TASK STATEMENT:
Starting at the line that contains "Serialize everything readable", quote each line exactly through the last line of the entries, both included.

※ ※ ※

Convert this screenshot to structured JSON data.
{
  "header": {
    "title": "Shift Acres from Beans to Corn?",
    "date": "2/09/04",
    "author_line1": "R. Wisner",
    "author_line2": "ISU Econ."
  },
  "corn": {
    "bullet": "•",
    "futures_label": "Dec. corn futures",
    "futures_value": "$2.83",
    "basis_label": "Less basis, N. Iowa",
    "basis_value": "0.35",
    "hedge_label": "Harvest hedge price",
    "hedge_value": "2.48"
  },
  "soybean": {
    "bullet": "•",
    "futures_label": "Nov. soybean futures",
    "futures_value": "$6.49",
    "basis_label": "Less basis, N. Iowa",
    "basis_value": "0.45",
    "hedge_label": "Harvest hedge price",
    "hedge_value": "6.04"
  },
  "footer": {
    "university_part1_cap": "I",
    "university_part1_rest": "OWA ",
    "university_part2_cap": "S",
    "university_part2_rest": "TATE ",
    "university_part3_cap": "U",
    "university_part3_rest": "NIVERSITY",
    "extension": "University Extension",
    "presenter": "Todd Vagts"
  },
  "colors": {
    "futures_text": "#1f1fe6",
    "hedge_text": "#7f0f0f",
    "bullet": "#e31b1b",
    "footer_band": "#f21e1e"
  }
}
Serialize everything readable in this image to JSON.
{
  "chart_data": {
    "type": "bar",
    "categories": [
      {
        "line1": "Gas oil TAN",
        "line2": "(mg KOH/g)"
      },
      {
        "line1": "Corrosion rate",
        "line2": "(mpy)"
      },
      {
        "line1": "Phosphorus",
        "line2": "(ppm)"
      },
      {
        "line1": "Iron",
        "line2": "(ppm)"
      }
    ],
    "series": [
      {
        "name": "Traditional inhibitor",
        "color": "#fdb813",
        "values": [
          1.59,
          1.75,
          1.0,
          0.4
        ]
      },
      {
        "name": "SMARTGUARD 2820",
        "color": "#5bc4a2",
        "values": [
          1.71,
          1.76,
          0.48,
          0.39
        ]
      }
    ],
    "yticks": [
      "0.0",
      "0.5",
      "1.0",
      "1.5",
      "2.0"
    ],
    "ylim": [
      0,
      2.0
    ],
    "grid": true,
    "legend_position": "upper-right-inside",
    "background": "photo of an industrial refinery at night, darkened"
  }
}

※ ※ ※

THE ANSWER:
Serialize everything readable in this image to JSON.
{
  "chart_data": {
    "type": "bar",
    "categories": [
      {
        "line1": "Gas oil TAN",
        "line2": "(mg KOH/g)"
      },
      {
        "line1": "Corrosion rate",
        "line2": "(mpy)"
      },
      {
        "line1": "Phosphorus",
        "line2": "(ppm)"
      },
      {
        "line1": "Iron",
        "line2": "(ppm)"
      }
    ],
    "series": [
      {
        "name": "Traditional inhibitor",
        "color": "#fdb813",
        "values": [
          1.59,
          1.75,
          1.0,
          0.4
        ]
      },
      {
        "name": "SMARTGUARD 2820",
        "color": "#5bc4a2",
        "values": [
          1.71,
          1.76,
          0.48,
          0.39
        ]
      }
    ],
    "yticks": [
      "0.0",
      "0.5",
      "1.0",
      "1.5",
      "2.0"
    ],
    "ylim": [
      0,
      2.0
    ],
    "grid": true,
    "legend_position": "upper-right-inside",
    "background": "photo of an industrial refinery at night, darkened"
  }
}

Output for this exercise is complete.